O QUE FAZER ->
#1 No texto sobre o bem comum, segundo quais autores se entende a cartografia?
#2 Reescreva o trecho do texto sobre o bem comum que vai de "No entanto, devido" até "uma ação social.", trocando "cartografia" por "topografia".

O conceito recorrente de commons se elabora sobre a ideia de que, em nosso mundo atual, a produção da riqueza e a vida social dependem em grande medida da comunicação, da cooperação, dos afetos e da criatividade coletiva (Negri e Hardt). O “comum” seria então os ambientes de recursos compartilhados, que são gerados pela participação de muitos e que constituem o tecido produtivo essencial das metrópoles contemporâneas. Se fizermos fazemos esta conexão entre o bem comum e a produção, temos que pensar na economia política, no poder, nos rendimentos e nos conflitos.

No entanto, devido a tradição do privado e do público, da propriedade e do individualismo, é difícil enxergarmos a propriedade coletiva com nossos olhos do final do século XX. Propomos, portanto, uma busca ao bem comum, por meio de um processo de mapeamento. Entendemos a cartografia, segundo proposto por Deleuze e Guattari, e como artistas e ativistas sociais a têm a usado durante a última década, como uma atuação que pode se converter em uma reflexão, uma obra de arte, uma ação social.

ENTRADAS EXTRAÍDAS ->

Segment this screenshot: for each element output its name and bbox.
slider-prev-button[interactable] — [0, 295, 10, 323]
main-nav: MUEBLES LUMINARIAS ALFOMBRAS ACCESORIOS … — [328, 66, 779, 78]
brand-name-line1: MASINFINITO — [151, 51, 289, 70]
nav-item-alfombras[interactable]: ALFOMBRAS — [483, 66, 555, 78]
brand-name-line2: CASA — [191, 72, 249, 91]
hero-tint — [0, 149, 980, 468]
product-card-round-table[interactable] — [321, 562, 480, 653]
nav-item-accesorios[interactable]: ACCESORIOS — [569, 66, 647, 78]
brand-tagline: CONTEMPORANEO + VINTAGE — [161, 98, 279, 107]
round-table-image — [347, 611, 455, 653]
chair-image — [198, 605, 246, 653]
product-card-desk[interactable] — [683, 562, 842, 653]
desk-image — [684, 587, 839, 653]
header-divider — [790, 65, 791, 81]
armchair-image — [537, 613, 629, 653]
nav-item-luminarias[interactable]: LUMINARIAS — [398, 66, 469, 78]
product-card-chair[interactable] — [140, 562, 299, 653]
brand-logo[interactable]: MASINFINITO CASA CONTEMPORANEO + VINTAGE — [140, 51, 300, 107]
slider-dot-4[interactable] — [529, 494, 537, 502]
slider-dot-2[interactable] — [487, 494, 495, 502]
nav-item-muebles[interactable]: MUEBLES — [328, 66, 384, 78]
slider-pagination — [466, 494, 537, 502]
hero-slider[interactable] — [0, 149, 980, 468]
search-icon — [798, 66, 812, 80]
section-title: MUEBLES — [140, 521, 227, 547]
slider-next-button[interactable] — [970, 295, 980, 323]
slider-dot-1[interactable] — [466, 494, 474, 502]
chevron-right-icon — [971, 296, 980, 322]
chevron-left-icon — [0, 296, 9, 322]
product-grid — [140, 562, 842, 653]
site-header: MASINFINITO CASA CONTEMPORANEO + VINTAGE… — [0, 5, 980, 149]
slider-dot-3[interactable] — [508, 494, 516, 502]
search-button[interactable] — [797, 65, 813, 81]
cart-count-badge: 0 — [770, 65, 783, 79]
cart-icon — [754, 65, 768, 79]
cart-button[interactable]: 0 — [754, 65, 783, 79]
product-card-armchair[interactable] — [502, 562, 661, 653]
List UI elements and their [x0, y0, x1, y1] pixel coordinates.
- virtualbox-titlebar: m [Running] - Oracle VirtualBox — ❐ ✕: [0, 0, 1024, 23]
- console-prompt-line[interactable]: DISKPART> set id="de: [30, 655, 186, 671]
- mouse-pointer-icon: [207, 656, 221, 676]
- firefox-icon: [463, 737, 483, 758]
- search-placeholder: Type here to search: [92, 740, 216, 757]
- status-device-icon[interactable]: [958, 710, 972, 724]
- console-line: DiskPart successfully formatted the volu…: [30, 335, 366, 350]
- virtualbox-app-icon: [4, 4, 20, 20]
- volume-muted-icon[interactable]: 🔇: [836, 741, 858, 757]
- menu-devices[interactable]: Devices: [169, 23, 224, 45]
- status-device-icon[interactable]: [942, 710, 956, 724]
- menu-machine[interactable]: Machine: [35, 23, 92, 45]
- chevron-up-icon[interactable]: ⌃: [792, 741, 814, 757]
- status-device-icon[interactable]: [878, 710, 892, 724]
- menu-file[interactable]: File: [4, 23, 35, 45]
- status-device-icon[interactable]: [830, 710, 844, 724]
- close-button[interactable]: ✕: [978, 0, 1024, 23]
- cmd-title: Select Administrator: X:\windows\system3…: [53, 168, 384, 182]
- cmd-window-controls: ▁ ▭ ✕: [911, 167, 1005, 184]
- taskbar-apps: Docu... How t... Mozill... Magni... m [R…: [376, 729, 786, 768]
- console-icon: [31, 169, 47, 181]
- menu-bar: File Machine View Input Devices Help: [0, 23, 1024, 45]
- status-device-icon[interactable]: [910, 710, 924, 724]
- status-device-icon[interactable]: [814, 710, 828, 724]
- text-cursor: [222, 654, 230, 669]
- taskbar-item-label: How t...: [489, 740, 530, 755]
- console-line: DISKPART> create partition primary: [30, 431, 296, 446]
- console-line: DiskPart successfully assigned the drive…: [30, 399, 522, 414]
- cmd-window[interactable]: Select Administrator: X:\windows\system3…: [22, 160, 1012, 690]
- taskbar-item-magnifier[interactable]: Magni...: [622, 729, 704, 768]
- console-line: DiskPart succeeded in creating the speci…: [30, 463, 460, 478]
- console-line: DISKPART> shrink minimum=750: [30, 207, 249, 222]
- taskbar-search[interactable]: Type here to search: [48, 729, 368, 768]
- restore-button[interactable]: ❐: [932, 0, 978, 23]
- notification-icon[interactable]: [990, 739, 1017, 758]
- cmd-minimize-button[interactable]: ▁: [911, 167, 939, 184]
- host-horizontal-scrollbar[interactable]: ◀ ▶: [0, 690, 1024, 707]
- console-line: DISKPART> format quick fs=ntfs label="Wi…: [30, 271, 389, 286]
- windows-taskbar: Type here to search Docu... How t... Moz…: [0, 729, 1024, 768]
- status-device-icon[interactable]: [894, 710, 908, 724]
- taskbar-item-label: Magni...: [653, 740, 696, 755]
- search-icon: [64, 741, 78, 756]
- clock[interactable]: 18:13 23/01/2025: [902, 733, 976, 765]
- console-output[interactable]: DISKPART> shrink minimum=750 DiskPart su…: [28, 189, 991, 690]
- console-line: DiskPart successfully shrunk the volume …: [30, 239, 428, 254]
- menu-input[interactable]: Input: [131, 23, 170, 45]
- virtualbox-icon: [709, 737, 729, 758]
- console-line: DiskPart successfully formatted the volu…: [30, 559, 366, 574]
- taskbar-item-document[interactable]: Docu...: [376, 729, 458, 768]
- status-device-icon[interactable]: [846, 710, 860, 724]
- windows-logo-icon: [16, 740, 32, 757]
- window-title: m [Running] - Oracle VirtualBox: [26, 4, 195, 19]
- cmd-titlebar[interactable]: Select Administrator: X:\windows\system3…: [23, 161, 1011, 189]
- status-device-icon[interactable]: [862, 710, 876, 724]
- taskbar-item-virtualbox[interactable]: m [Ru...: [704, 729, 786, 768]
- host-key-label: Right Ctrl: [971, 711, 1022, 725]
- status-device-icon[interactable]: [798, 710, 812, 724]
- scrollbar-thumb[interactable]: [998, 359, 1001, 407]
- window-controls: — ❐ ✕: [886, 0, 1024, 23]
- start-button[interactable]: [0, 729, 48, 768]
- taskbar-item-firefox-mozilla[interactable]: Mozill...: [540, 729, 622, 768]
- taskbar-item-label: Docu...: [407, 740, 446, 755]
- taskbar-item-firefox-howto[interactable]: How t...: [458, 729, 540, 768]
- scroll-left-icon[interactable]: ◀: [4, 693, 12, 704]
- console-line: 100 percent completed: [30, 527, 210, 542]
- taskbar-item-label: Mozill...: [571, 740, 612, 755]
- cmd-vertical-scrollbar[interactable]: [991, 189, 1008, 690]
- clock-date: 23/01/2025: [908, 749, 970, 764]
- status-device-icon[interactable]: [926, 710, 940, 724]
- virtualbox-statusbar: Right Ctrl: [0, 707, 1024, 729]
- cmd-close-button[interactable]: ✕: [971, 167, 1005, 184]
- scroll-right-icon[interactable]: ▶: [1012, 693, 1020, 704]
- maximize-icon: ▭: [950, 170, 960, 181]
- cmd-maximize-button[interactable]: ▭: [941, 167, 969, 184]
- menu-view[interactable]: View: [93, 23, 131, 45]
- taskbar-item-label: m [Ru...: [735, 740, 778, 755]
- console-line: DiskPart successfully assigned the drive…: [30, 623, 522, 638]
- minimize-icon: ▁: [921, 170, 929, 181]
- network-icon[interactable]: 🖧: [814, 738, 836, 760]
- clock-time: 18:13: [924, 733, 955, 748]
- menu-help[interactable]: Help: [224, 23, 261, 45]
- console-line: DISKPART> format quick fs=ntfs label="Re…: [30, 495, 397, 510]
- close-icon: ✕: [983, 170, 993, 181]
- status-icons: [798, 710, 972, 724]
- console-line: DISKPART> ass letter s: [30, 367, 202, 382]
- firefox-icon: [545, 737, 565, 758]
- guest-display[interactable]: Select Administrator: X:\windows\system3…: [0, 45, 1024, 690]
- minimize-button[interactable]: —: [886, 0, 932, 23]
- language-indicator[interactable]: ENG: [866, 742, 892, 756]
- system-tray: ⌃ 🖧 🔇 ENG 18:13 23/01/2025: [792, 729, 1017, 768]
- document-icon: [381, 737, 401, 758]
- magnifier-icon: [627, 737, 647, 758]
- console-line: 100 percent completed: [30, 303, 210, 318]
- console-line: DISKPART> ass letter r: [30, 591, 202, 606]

RESPOSTAS POR TAREFA ->
#1 Segundo Deleuze e Guattari.

#2
No entanto, devido a tradição do privado e do público, da propriedade e do individualismo, é difícil enxergarmos a propriedade coletiva com nossos olhos do final do século XX. Propomos, portanto, uma busca ao bem comum, por meio de um processo de mapeamento. Entendemos a topografia, segundo proposto por Deleuze e Guattari, e como artistas e ativistas sociais a têm a usado durante a última década, como uma atuação que pode se converter em uma reflexão, uma obra de arte, uma ação social.